--- STORED RECORDS ---
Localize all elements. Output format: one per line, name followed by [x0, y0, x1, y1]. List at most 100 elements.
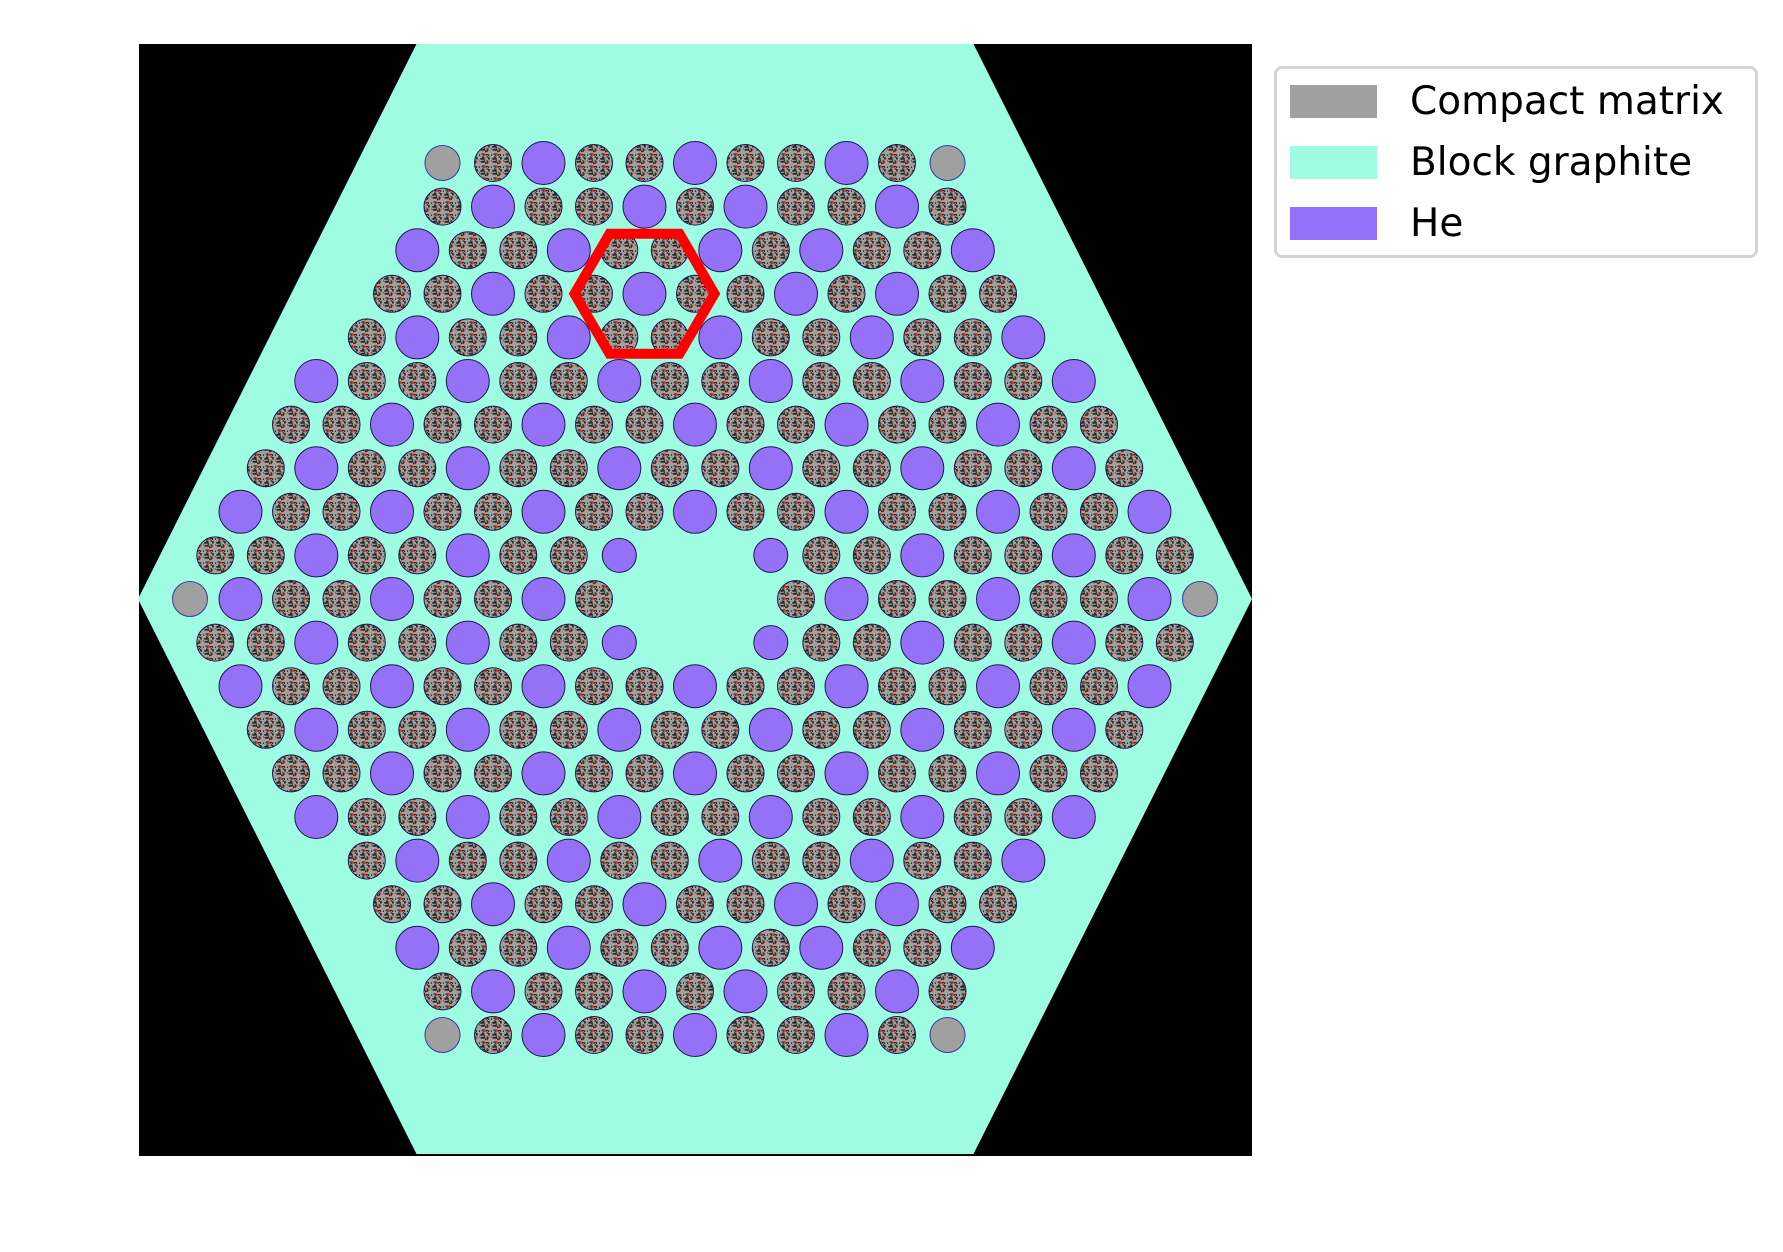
coolant-channel-he — [471, 969, 515, 1014]
coolant-channel-he — [546, 315, 591, 360]
fuel-compact — [726, 667, 765, 706]
fuel-compact — [423, 405, 462, 444]
coolant-channel-he — [1051, 533, 1096, 578]
fuel-compact — [625, 405, 664, 444]
fuel-compact — [246, 710, 285, 749]
coolant-channel-he — [900, 620, 945, 665]
fuel-compact — [1155, 536, 1194, 575]
fuel-compact — [347, 841, 386, 880]
coolant-channel-he — [799, 925, 844, 970]
coolant-channel-he — [900, 359, 945, 403]
fuel-compact — [802, 841, 841, 880]
fuel-compact — [499, 318, 538, 357]
fuel-compact — [347, 798, 386, 836]
coolant-channel-he — [824, 141, 869, 185]
burnable-poison-compact — [424, 1017, 461, 1053]
fuel-compact — [1105, 710, 1144, 749]
fuel-compact — [928, 405, 967, 444]
coolant-channel-he — [395, 838, 440, 883]
fuel-compact — [448, 928, 487, 967]
fuel-compact — [1004, 449, 1043, 488]
fuel-compact — [777, 754, 815, 793]
coolant-channel-he — [1001, 838, 1046, 883]
fuel-compact — [347, 318, 386, 357]
coolant-channel-he — [521, 664, 566, 709]
coolant-channel-he — [294, 359, 339, 403]
coolant-channel-he — [1051, 795, 1096, 839]
fuel-compact — [549, 798, 588, 836]
fuel-compact — [802, 710, 841, 749]
fuel-compact — [903, 928, 942, 967]
fuel-compact — [474, 580, 512, 618]
coolant-channel-he — [622, 969, 667, 1014]
fuel-compact — [726, 1016, 765, 1054]
coolant-channel-he — [875, 882, 919, 927]
coolant-channel-he — [622, 882, 667, 927]
fuel-compact — [878, 405, 916, 444]
coolant-channel-he — [294, 446, 339, 491]
fuel-compact — [726, 492, 765, 531]
fuel-compact — [953, 449, 992, 488]
fuel-compact — [953, 798, 992, 836]
legend-item-compact-matrix: Compact matrix — [1290, 79, 1724, 124]
fuel-compact — [777, 144, 815, 182]
legend: Compact matrix Block graphite He — [1274, 66, 1758, 258]
fuel-compact — [726, 144, 765, 182]
coolant-channel-he — [218, 664, 263, 709]
coolant-channel-he — [698, 925, 743, 970]
coolant-channel-he — [445, 533, 490, 578]
burnable-poison-compact — [929, 1017, 966, 1053]
fuel-compact — [373, 274, 411, 313]
fuel-compact — [575, 1016, 613, 1054]
coolant-channel-he — [673, 664, 717, 709]
coolant-channel-he — [521, 577, 566, 621]
coolant-channel-he — [546, 925, 591, 970]
fuel-compact — [726, 274, 765, 313]
fuel-compact — [852, 362, 891, 400]
fuel-compact — [423, 580, 462, 618]
fuel-compact — [600, 841, 639, 880]
fuel-compact — [423, 885, 462, 924]
fuel-compact — [802, 318, 841, 357]
coolant-channel-he — [445, 620, 490, 665]
fuel-compact — [575, 144, 613, 182]
fuel-compact — [474, 492, 512, 531]
fuel-compact — [827, 187, 866, 226]
fuel-compact — [777, 1016, 815, 1054]
legend-swatch-block-graphite — [1290, 145, 1377, 179]
legend-label-compact-matrix: Compact matrix — [1410, 78, 1724, 124]
coolant-channel-he — [370, 402, 414, 447]
coolant-channel-he — [673, 1013, 717, 1057]
coolant-channel-he — [748, 359, 793, 403]
fuel-compact — [272, 405, 310, 444]
legend-swatch-compact-matrix — [1290, 84, 1377, 118]
fuel-compact — [322, 580, 361, 618]
fuel-compact — [1004, 710, 1043, 749]
coolant-channel-he — [976, 489, 1020, 534]
fuel-compact — [398, 710, 437, 749]
fuel-compact — [1155, 623, 1194, 662]
coolant-channel-he — [445, 359, 490, 403]
fuel-compact — [1080, 667, 1118, 706]
coolant-channel-he — [1051, 359, 1096, 403]
fuel-compact — [347, 362, 386, 400]
fuel-compact — [322, 754, 361, 793]
fuel-compact — [751, 231, 790, 270]
coolant-channel-he — [1127, 489, 1172, 534]
fuel-compact — [549, 449, 588, 488]
burnable-poison-compact — [424, 145, 461, 181]
fuel-compact — [575, 580, 613, 618]
fuel-compact — [852, 231, 891, 270]
fuel-compact — [575, 754, 613, 793]
coolant-channel-he — [294, 620, 339, 665]
fuel-compact — [1029, 580, 1068, 618]
fuel-compact — [625, 144, 664, 182]
fuel-compact — [499, 362, 538, 400]
fuel-compact — [701, 449, 740, 488]
coolant-channel-he — [698, 228, 743, 273]
coolant-channel-he — [950, 228, 995, 273]
fuel-compact — [777, 492, 815, 531]
coolant-channel-he — [597, 795, 642, 839]
fuel-compact — [398, 623, 437, 662]
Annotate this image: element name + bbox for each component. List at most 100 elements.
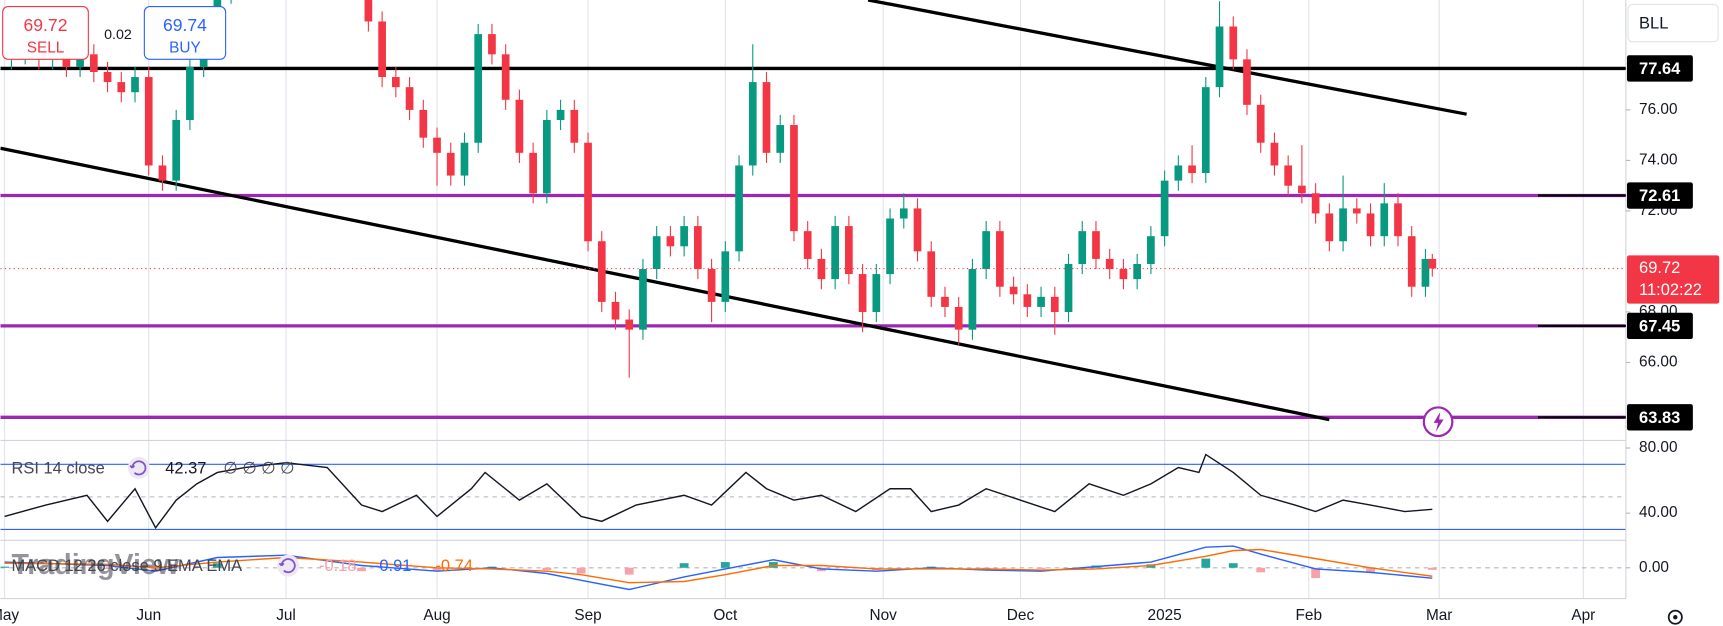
sell-label: SELL <box>27 39 65 56</box>
candle-body <box>954 306 963 330</box>
candle-body <box>1174 165 1183 181</box>
candle-body <box>1428 258 1437 269</box>
candle-body <box>1352 208 1361 214</box>
y-tick-label: 74.00 <box>1639 151 1677 168</box>
candle-body <box>1243 59 1251 105</box>
candle-body <box>680 226 688 247</box>
watermark: TradingView <box>11 549 179 581</box>
sell-price: 69.72 <box>24 15 68 35</box>
candle-body <box>1105 258 1114 270</box>
candle-body <box>639 269 647 330</box>
y-tick-label: 76.00 <box>1639 101 1677 118</box>
macd-histogram-bar <box>212 563 222 568</box>
candle-body <box>748 82 757 166</box>
last-price-box <box>1626 255 1720 304</box>
candle-body <box>872 274 881 312</box>
candle-body <box>899 208 908 219</box>
x-tick-label: Aug <box>423 607 450 624</box>
macd-hist-value: -0.18 <box>319 557 357 575</box>
candle-body <box>378 21 386 78</box>
trendline <box>0 146 1330 422</box>
x-tick-label: Dec <box>1007 607 1035 624</box>
y-tick-label: 66.00 <box>1639 354 1677 371</box>
buy-price: 69.74 <box>163 15 207 35</box>
candle-body <box>1147 236 1155 264</box>
rsi-icon-glyph <box>129 460 147 476</box>
candle-body <box>1394 203 1402 237</box>
candle-body <box>584 142 592 242</box>
macd-histogram-bar <box>1036 567 1046 569</box>
price-level-label-box <box>1626 404 1693 431</box>
candle-body <box>1078 231 1087 264</box>
price-level-label-box <box>1626 182 1693 209</box>
candle-body <box>158 165 167 181</box>
candle-body <box>446 152 455 176</box>
symbol-box[interactable] <box>1627 3 1719 43</box>
macd-pane <box>0 545 1626 591</box>
candle-body <box>419 109 428 138</box>
price-level-label-box <box>1626 312 1693 340</box>
candle-body <box>1050 296 1059 312</box>
macd-histogram-bar <box>1366 567 1375 573</box>
macd-histogram-bar <box>1256 567 1266 573</box>
candle-body <box>694 226 702 270</box>
candle-body <box>1407 236 1416 287</box>
rsi-na-values: ∅ ∅ ∅ ∅ <box>223 459 294 477</box>
candle-body <box>611 301 620 320</box>
candle-body <box>1023 294 1032 307</box>
candle-body <box>1256 104 1265 143</box>
macd-histogram-bar <box>679 563 689 568</box>
candle-body <box>652 236 661 270</box>
macd-histogram-bar <box>1427 567 1437 570</box>
x-tick-label: Sep <box>574 607 601 624</box>
rsi-value: 42.37 <box>165 459 206 477</box>
candle-body <box>982 231 990 270</box>
candle-body <box>515 99 524 153</box>
candle-body <box>776 125 785 153</box>
candle-body <box>172 119 181 181</box>
buy-button[interactable] <box>143 6 227 60</box>
candle-body <box>1339 208 1347 242</box>
candle-body <box>433 137 441 153</box>
candle-body <box>1133 263 1142 280</box>
price-level-label: 72.61 <box>1639 187 1680 205</box>
candle-body <box>968 269 977 330</box>
candle-body <box>913 208 922 252</box>
rsi-line <box>4 453 1433 530</box>
rsi-settings-icon[interactable] <box>127 456 150 479</box>
countdown: 11:02:22 <box>1639 281 1702 299</box>
trendline <box>867 0 1467 116</box>
settings-gear[interactable] <box>1667 609 1683 625</box>
candle-body <box>941 296 949 307</box>
macd-histogram-bar <box>1228 563 1238 568</box>
sell-button[interactable] <box>2 6 89 60</box>
candle-body <box>1009 286 1018 295</box>
candle-body <box>845 226 853 275</box>
macd-histogram-bar <box>542 567 552 571</box>
settings-gear-center <box>1673 615 1678 620</box>
candle-body <box>858 274 867 312</box>
candle-body <box>1119 269 1128 280</box>
axis-layer: May Jun Jul Aug Sep Oct Nov Dec 2025 Feb Mar Apr 66.… <box>0 55 1720 624</box>
candle-body <box>131 77 139 93</box>
y-tick-label: 40.00 <box>1639 504 1677 521</box>
candle-body <box>996 231 1004 287</box>
macd-line <box>4 548 1433 584</box>
candle-body <box>1064 263 1073 312</box>
candle-body <box>501 54 510 100</box>
macd-settings-icon[interactable] <box>277 554 300 577</box>
candle-body <box>570 109 579 143</box>
candle-body <box>1421 258 1430 287</box>
candle-body <box>1325 213 1334 242</box>
candle-body <box>1270 142 1279 166</box>
candle-body <box>474 34 483 143</box>
candle-body <box>76 54 84 67</box>
price-level-label: 77.64 <box>1639 60 1681 78</box>
macd-histogram-bar <box>1201 558 1211 568</box>
candle-body <box>1366 213 1375 237</box>
candle-body <box>556 109 565 120</box>
macd-histogram-bar <box>432 567 442 572</box>
candle-body <box>803 231 812 259</box>
candle-body <box>817 258 826 280</box>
---
▶ [WHAT YOU ARE ASKED TO DO]: How many lines in the rows above contain the string "matrix"? Reply with the number alone.

▶ [THE REPLY]: 4